(Requirements):
The records that follow are to be repeated exactly, with the pictures removed.

[Records about charts and figures]
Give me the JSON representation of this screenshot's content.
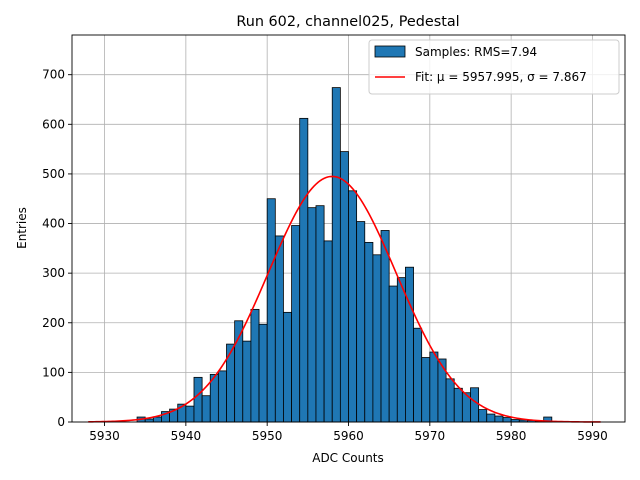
{
  "chart_data": {
    "type": "bar",
    "title": "Run 602, channel025, Pedestal",
    "xlabel": "ADC Counts",
    "ylabel": "Entries",
    "xlim": [
      5926,
      5994
    ],
    "ylim": [
      0,
      780
    ],
    "xticks": [
      5930,
      5940,
      5950,
      5960,
      5970,
      5980,
      5990
    ],
    "yticks": [
      0,
      100,
      200,
      300,
      400,
      500,
      600,
      700
    ],
    "grid": true,
    "legend_position": "top-right",
    "histogram": {
      "name": "Samples: RMS=7.94",
      "color": "#1f77b4",
      "bin_width": 1,
      "bin_start": 5934,
      "counts": [
        10,
        6,
        10,
        21,
        26,
        36,
        32,
        90,
        53,
        96,
        103,
        157,
        204,
        163,
        227,
        197,
        450,
        375,
        221,
        396,
        612,
        432,
        436,
        365,
        674,
        545,
        466,
        404,
        362,
        337,
        386,
        274,
        291,
        312,
        189,
        130,
        141,
        127,
        87,
        68,
        59,
        69,
        25,
        16,
        12,
        9,
        5,
        4,
        3,
        2,
        10
      ]
    },
    "fit": {
      "name": "Fit: μ = 5957.995, σ = 7.867",
      "color": "#ff0000",
      "mu": 5957.995,
      "sigma": 7.867,
      "amplitude": 495,
      "x_range": [
        5928,
        5991
      ]
    }
  }
}
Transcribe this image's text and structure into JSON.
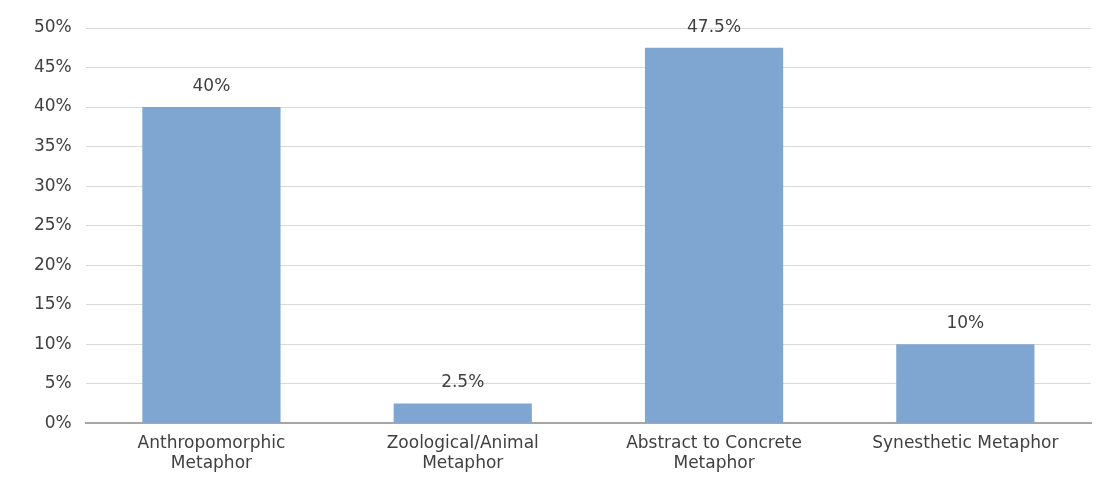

(Answer to the task):
Give me the JSON representation of this screenshot's content.
{
  "chart_data": {
    "type": "bar",
    "title": "Run 602, channel025, Pedestal",
    "xlabel": "ADC Counts",
    "ylabel": "Entries",
    "xlim": [
      5926,
      5994
    ],
    "ylim": [
      0,
      780
    ],
    "xticks": [
      5930,
      5940,
      5950,
      5960,
      5970,
      5980,
      5990
    ],
    "yticks": [
      0,
      100,
      200,
      300,
      400,
      500,
      600,
      700
    ],
    "grid": true,
    "legend_position": "top-right",
    "histogram": {
      "name": "Samples: RMS=7.94",
      "color": "#1f77b4",
      "bin_width": 1,
      "bin_start": 5934,
      "counts": [
        10,
        6,
        10,
        21,
        26,
        36,
        32,
        90,
        53,
        96,
        103,
        157,
        204,
        163,
        227,
        197,
        450,
        375,
        221,
        396,
        612,
        432,
        436,
        365,
        674,
        545,
        466,
        404,
        362,
        337,
        386,
        274,
        291,
        312,
        189,
        130,
        141,
        127,
        87,
        68,
        59,
        69,
        25,
        16,
        12,
        9,
        5,
        4,
        3,
        2,
        10
      ]
    },
    "fit": {
      "name": "Fit: μ = 5957.995, σ = 7.867",
      "color": "#ff0000",
      "mu": 5957.995,
      "sigma": 7.867,
      "amplitude": 495,
      "x_range": [
        5928,
        5991
      ]
    }
  }
}
Transcribe this image's text and structure into JSON.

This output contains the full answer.